-- Extracted data start --

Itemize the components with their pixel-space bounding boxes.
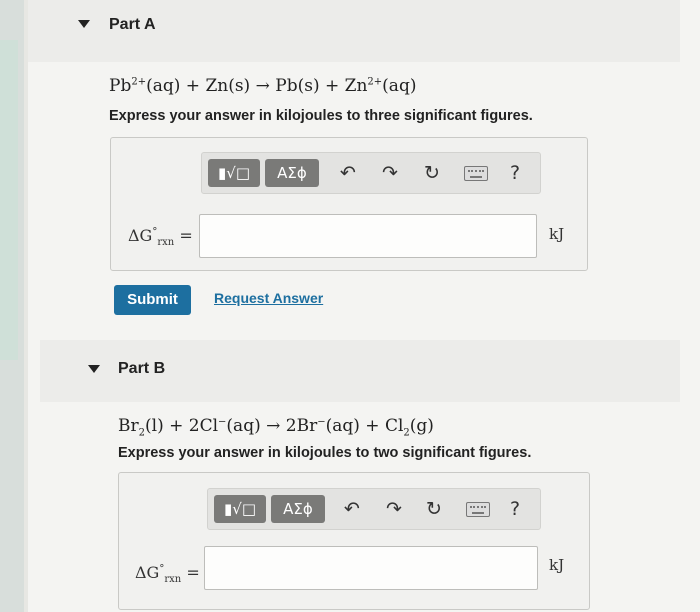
redo-icon[interactable]: ↷	[386, 497, 402, 521]
part-a-math-toolbar: ▮√□ ΑΣϕ ↶ ↷ ↻ ?	[201, 152, 541, 194]
part-b-title: Part B	[118, 360, 166, 377]
redo-icon[interactable]: ↷	[382, 161, 398, 185]
left-edge-strip	[0, 0, 24, 612]
left-edge-accent	[0, 40, 18, 360]
symbols-button[interactable]: ΑΣϕ	[271, 495, 325, 523]
part-a-equation: Pb2+(aq) + Zn(s) → Pb(s) + Zn2+(aq)	[109, 76, 417, 96]
part-a-unit: kJ	[549, 225, 565, 243]
part-b-unit: kJ	[549, 556, 565, 574]
help-icon[interactable]: ?	[510, 497, 520, 521]
part-a-expand-triangle-down-icon[interactable]	[78, 20, 90, 28]
part-b-answer-input[interactable]	[204, 546, 538, 590]
reset-icon[interactable]: ↻	[426, 497, 442, 521]
help-icon[interactable]: ?	[510, 161, 520, 185]
submit-button[interactable]: Submit	[114, 285, 191, 315]
templates-button[interactable]: ▮√□	[208, 159, 260, 187]
part-b-instruction: Express your answer in kilojoules to two…	[118, 445, 532, 461]
part-b-delta-g-label: ΔG°rxn =	[135, 563, 200, 586]
part-b-math-toolbar: ▮√□ ΑΣϕ ↶ ↷ ↻ ?	[207, 488, 541, 530]
undo-icon[interactable]: ↶	[340, 161, 356, 185]
symbols-button[interactable]: ΑΣϕ	[265, 159, 319, 187]
templates-button[interactable]: ▮√□	[214, 495, 266, 523]
keyboard-icon[interactable]	[466, 502, 490, 517]
request-answer-link[interactable]: Request Answer	[214, 290, 323, 306]
part-a-answer-input[interactable]	[199, 214, 537, 258]
undo-icon[interactable]: ↶	[344, 497, 360, 521]
part-a-title: Part A	[109, 16, 156, 33]
part-b-expand-triangle-down-icon[interactable]	[88, 365, 100, 373]
reset-icon[interactable]: ↻	[424, 161, 440, 185]
keyboard-icon[interactable]	[464, 166, 488, 181]
part-a-instruction: Express your answer in kilojoules to thr…	[109, 108, 533, 124]
part-b-equation: Br2(l) + 2Cl−(aq) → 2Br−(aq) + Cl2(g)	[118, 416, 434, 439]
part-a-delta-g-label: ΔG°rxn =	[128, 226, 193, 249]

-- Extracted data end --

■ Set task ■
Retype every line of the listing above with no changes, and leave the picture out.

■ Result of this task ■
Itemize the components with their pixel-space bounding boxes.
redo-icon[interactable]: ↷	[386, 497, 402, 521]
part-a-math-toolbar: ▮√□ ΑΣϕ ↶ ↷ ↻ ?	[201, 152, 541, 194]
part-b-title: Part B	[118, 360, 166, 377]
redo-icon[interactable]: ↷	[382, 161, 398, 185]
left-edge-strip	[0, 0, 24, 612]
left-edge-accent	[0, 40, 18, 360]
symbols-button[interactable]: ΑΣϕ	[271, 495, 325, 523]
part-a-equation: Pb2+(aq) + Zn(s) → Pb(s) + Zn2+(aq)	[109, 76, 417, 96]
part-a-unit: kJ	[549, 225, 565, 243]
part-b-unit: kJ	[549, 556, 565, 574]
help-icon[interactable]: ?	[510, 497, 520, 521]
part-a-expand-triangle-down-icon[interactable]	[78, 20, 90, 28]
part-b-answer-input[interactable]	[204, 546, 538, 590]
reset-icon[interactable]: ↻	[426, 497, 442, 521]
help-icon[interactable]: ?	[510, 161, 520, 185]
submit-button[interactable]: Submit	[114, 285, 191, 315]
templates-button[interactable]: ▮√□	[208, 159, 260, 187]
part-b-instruction: Express your answer in kilojoules to two…	[118, 445, 532, 461]
part-b-delta-g-label: ΔG°rxn =	[135, 563, 200, 586]
part-b-math-toolbar: ▮√□ ΑΣϕ ↶ ↷ ↻ ?	[207, 488, 541, 530]
undo-icon[interactable]: ↶	[340, 161, 356, 185]
symbols-button[interactable]: ΑΣϕ	[265, 159, 319, 187]
templates-button[interactable]: ▮√□	[214, 495, 266, 523]
keyboard-icon[interactable]	[466, 502, 490, 517]
request-answer-link[interactable]: Request Answer	[214, 290, 323, 306]
part-a-answer-input[interactable]	[199, 214, 537, 258]
undo-icon[interactable]: ↶	[344, 497, 360, 521]
part-a-title: Part A	[109, 16, 156, 33]
part-b-expand-triangle-down-icon[interactable]	[88, 365, 100, 373]
reset-icon[interactable]: ↻	[424, 161, 440, 185]
keyboard-icon[interactable]	[464, 166, 488, 181]
part-a-instruction: Express your answer in kilojoules to thr…	[109, 108, 533, 124]
part-b-equation: Br2(l) + 2Cl−(aq) → 2Br−(aq) + Cl2(g)	[118, 416, 434, 439]
part-a-delta-g-label: ΔG°rxn =	[128, 226, 193, 249]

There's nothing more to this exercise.